▶ **Set exercise**: Would you repeat the listing exactly but omit every picture?
╔══
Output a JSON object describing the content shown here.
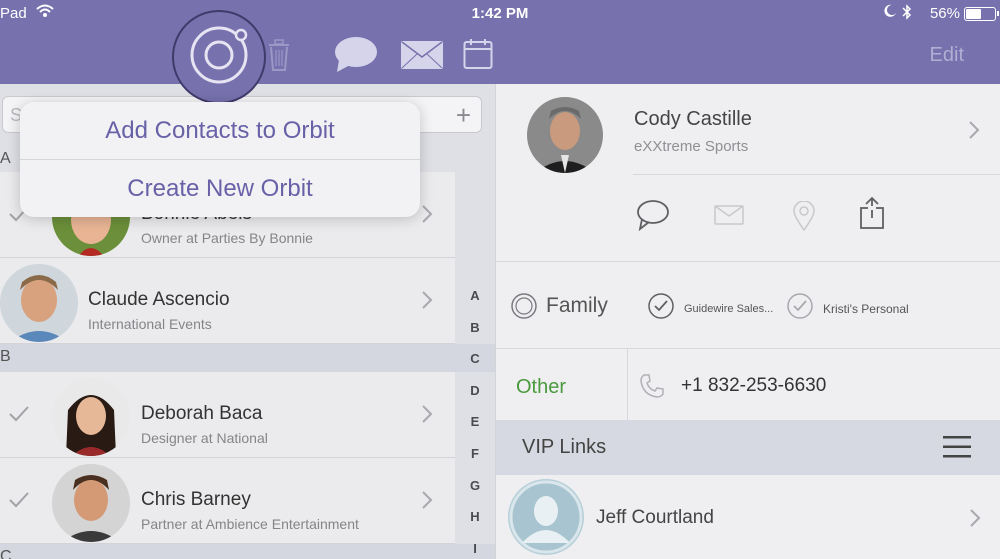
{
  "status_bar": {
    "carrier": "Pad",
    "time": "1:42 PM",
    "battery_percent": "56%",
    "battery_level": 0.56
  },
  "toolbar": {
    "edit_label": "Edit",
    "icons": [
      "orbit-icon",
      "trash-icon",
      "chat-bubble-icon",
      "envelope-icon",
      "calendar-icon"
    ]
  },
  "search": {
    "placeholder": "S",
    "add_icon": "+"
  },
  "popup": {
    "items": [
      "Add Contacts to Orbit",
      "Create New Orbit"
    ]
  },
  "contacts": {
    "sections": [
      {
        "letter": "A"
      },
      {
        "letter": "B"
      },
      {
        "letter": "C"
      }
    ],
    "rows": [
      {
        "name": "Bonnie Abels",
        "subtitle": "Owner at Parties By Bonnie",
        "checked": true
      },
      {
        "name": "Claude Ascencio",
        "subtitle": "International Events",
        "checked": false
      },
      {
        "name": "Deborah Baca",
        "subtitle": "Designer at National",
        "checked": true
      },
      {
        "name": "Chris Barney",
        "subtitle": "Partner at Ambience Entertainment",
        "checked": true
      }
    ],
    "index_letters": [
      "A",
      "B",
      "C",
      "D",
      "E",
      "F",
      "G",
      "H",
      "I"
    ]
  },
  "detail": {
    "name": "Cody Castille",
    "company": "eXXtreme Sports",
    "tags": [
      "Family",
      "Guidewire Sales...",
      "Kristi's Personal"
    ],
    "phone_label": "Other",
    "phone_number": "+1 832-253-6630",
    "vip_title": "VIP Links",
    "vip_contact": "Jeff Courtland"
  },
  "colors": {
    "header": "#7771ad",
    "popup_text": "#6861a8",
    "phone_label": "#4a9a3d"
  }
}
╚══
▶ **The completed task**:
Output a JSON object describing the content shown here.
{
  "status_bar": {
    "carrier": "Pad",
    "time": "1:42 PM",
    "battery_percent": "56%",
    "battery_level": 0.56
  },
  "toolbar": {
    "edit_label": "Edit",
    "icons": [
      "orbit-icon",
      "trash-icon",
      "chat-bubble-icon",
      "envelope-icon",
      "calendar-icon"
    ]
  },
  "search": {
    "placeholder": "S",
    "add_icon": "+"
  },
  "popup": {
    "items": [
      "Add Contacts to Orbit",
      "Create New Orbit"
    ]
  },
  "contacts": {
    "sections": [
      {
        "letter": "A"
      },
      {
        "letter": "B"
      },
      {
        "letter": "C"
      }
    ],
    "rows": [
      {
        "name": "Bonnie Abels",
        "subtitle": "Owner at Parties By Bonnie",
        "checked": true
      },
      {
        "name": "Claude Ascencio",
        "subtitle": "International Events",
        "checked": false
      },
      {
        "name": "Deborah Baca",
        "subtitle": "Designer at National",
        "checked": true
      },
      {
        "name": "Chris Barney",
        "subtitle": "Partner at Ambience Entertainment",
        "checked": true
      }
    ],
    "index_letters": [
      "A",
      "B",
      "C",
      "D",
      "E",
      "F",
      "G",
      "H",
      "I"
    ]
  },
  "detail": {
    "name": "Cody Castille",
    "company": "eXXtreme Sports",
    "tags": [
      "Family",
      "Guidewire Sales...",
      "Kristi's Personal"
    ],
    "phone_label": "Other",
    "phone_number": "+1 832-253-6630",
    "vip_title": "VIP Links",
    "vip_contact": "Jeff Courtland"
  },
  "colors": {
    "header": "#7771ad",
    "popup_text": "#6861a8",
    "phone_label": "#4a9a3d"
  }
}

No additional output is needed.